Data records:
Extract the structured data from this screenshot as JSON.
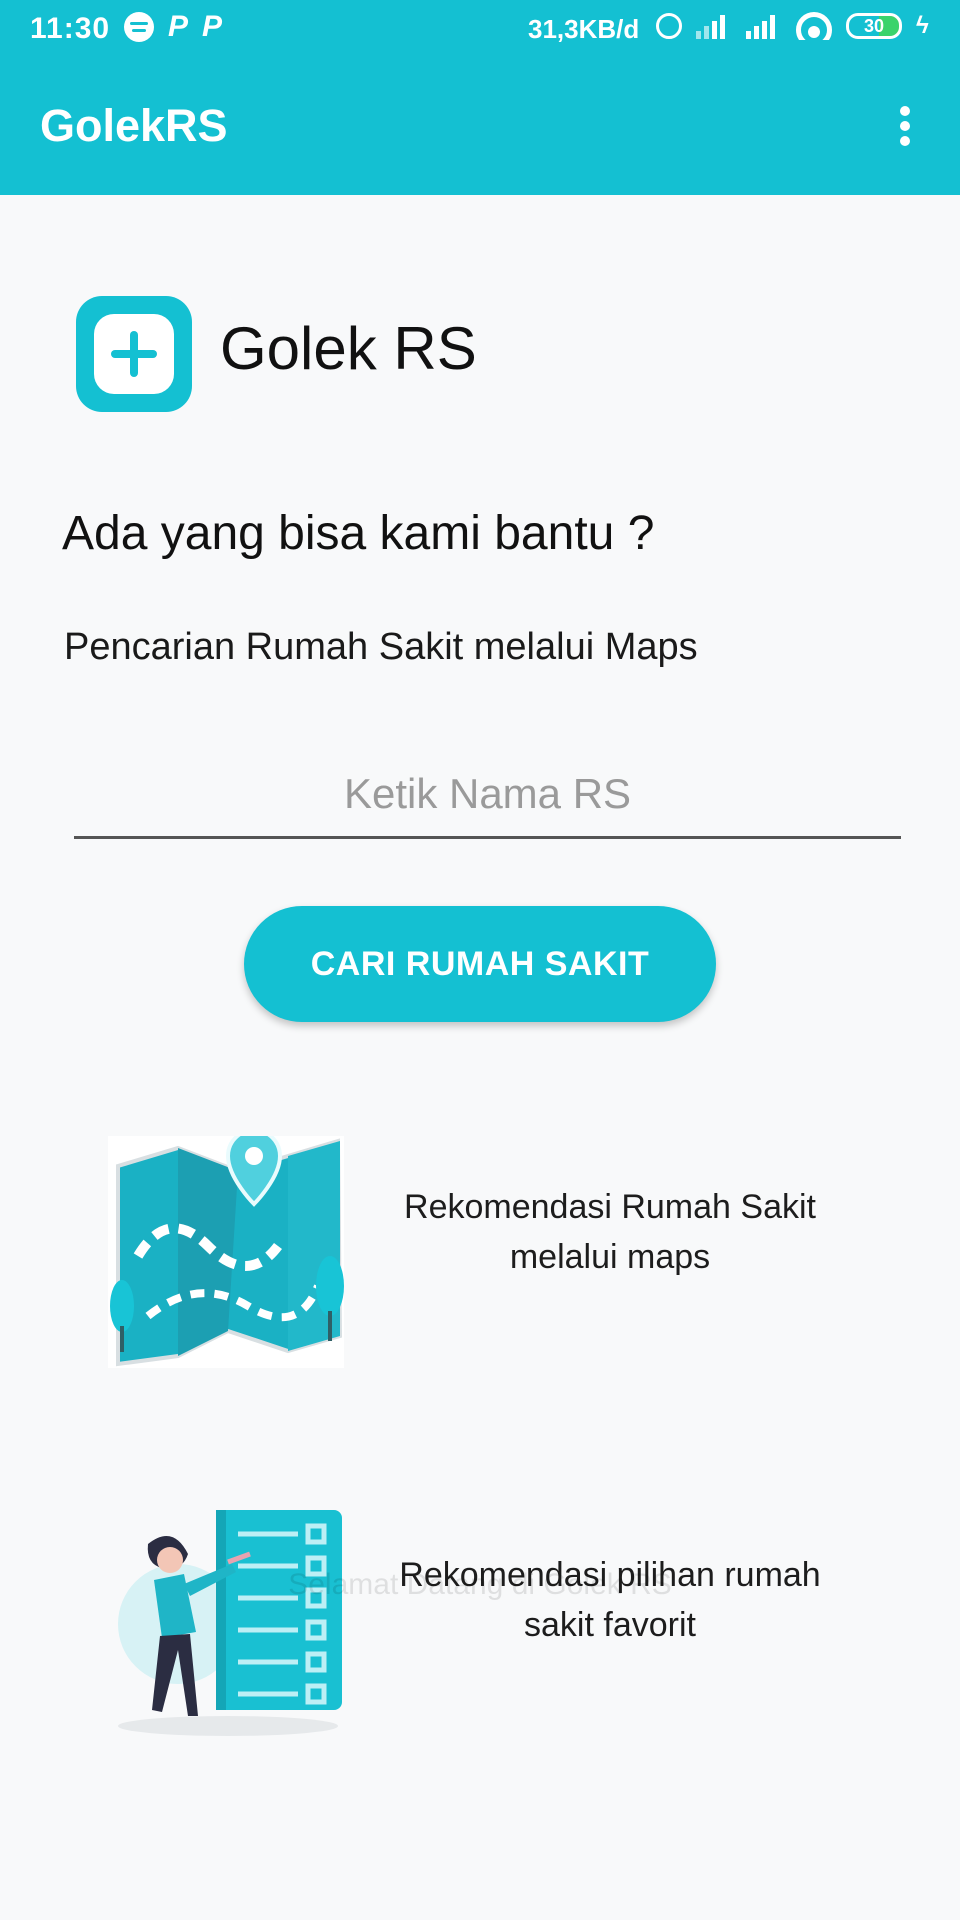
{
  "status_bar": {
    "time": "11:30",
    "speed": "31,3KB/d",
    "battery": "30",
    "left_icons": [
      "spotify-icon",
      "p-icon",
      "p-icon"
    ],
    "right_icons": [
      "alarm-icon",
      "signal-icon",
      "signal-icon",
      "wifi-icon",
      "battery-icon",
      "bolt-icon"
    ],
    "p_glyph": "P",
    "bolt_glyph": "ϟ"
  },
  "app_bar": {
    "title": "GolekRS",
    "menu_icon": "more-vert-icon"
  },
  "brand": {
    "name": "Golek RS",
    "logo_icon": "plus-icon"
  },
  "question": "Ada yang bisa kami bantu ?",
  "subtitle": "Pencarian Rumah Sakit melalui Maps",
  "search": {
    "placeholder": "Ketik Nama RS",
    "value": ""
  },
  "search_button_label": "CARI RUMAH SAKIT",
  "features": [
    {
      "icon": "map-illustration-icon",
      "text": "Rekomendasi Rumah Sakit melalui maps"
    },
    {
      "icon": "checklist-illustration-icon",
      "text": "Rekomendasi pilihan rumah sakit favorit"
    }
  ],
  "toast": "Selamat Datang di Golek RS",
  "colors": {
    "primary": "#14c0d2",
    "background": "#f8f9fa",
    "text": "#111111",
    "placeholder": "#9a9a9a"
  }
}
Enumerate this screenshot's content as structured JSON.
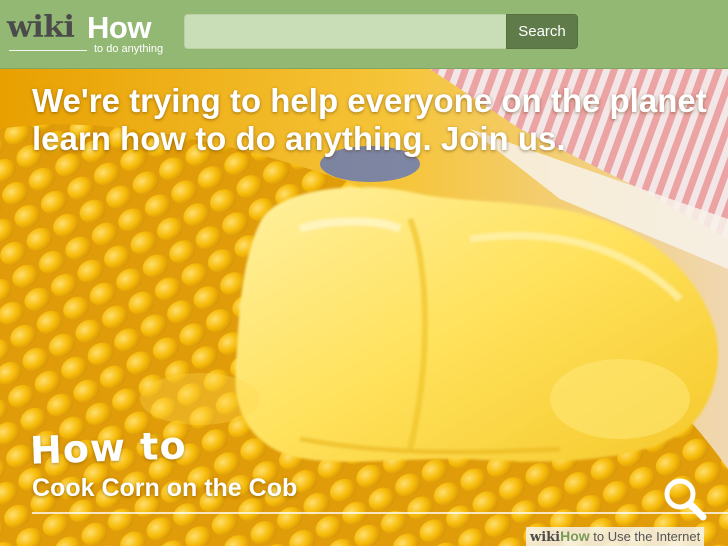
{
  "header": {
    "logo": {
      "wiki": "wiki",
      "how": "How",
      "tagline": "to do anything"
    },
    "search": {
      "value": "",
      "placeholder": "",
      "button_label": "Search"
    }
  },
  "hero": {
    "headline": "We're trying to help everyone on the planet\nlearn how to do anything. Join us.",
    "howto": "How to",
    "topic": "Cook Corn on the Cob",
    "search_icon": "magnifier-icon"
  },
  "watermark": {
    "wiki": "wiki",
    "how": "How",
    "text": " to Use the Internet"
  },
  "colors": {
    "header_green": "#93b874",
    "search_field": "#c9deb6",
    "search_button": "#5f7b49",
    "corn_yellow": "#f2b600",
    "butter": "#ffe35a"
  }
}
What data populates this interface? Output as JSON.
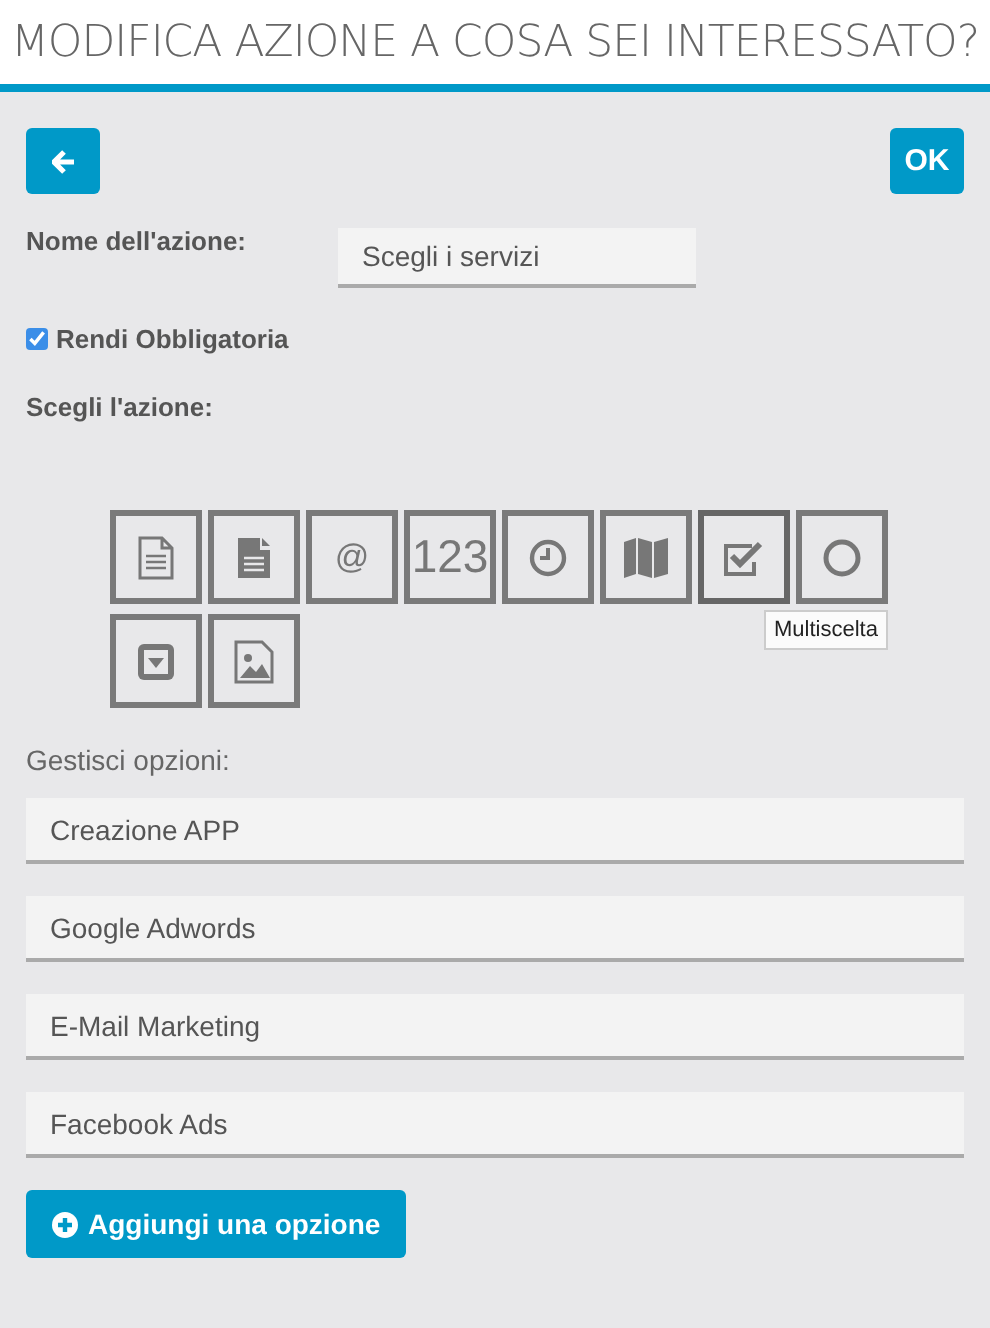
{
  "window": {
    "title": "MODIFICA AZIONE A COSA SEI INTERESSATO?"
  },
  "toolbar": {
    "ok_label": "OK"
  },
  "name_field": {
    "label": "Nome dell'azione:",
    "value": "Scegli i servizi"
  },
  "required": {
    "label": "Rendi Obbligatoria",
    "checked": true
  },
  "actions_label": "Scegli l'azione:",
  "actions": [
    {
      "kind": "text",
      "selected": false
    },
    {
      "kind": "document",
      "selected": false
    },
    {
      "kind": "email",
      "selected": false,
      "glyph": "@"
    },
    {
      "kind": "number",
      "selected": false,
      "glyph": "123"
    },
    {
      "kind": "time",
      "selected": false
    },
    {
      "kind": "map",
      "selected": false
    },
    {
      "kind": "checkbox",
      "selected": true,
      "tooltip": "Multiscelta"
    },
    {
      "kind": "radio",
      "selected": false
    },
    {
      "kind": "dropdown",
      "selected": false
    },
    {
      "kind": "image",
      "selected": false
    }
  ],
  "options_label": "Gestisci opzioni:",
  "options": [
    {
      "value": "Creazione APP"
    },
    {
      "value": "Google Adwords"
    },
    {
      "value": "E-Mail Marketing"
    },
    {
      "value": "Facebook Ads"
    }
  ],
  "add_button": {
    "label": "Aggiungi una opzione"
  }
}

▶ _TASK DESCRIPTION_: Retype verbatim only the lines beginning with the line that contains "What data populates" and ending with the last line of the listing above; pictures are to be excluded.

▶ _EXERCISE ANSWER_:
What data populates this interface? Output as JSON.
{
  "window": {
    "title": "MODIFICA AZIONE A COSA SEI INTERESSATO?"
  },
  "toolbar": {
    "ok_label": "OK"
  },
  "name_field": {
    "label": "Nome dell'azione:",
    "value": "Scegli i servizi"
  },
  "required": {
    "label": "Rendi Obbligatoria",
    "checked": true
  },
  "actions_label": "Scegli l'azione:",
  "actions": [
    {
      "kind": "text",
      "selected": false
    },
    {
      "kind": "document",
      "selected": false
    },
    {
      "kind": "email",
      "selected": false,
      "glyph": "@"
    },
    {
      "kind": "number",
      "selected": false,
      "glyph": "123"
    },
    {
      "kind": "time",
      "selected": false
    },
    {
      "kind": "map",
      "selected": false
    },
    {
      "kind": "checkbox",
      "selected": true,
      "tooltip": "Multiscelta"
    },
    {
      "kind": "radio",
      "selected": false
    },
    {
      "kind": "dropdown",
      "selected": false
    },
    {
      "kind": "image",
      "selected": false
    }
  ],
  "options_label": "Gestisci opzioni:",
  "options": [
    {
      "value": "Creazione APP"
    },
    {
      "value": "Google Adwords"
    },
    {
      "value": "E-Mail Marketing"
    },
    {
      "value": "Facebook Ads"
    }
  ],
  "add_button": {
    "label": "Aggiungi una opzione"
  }
}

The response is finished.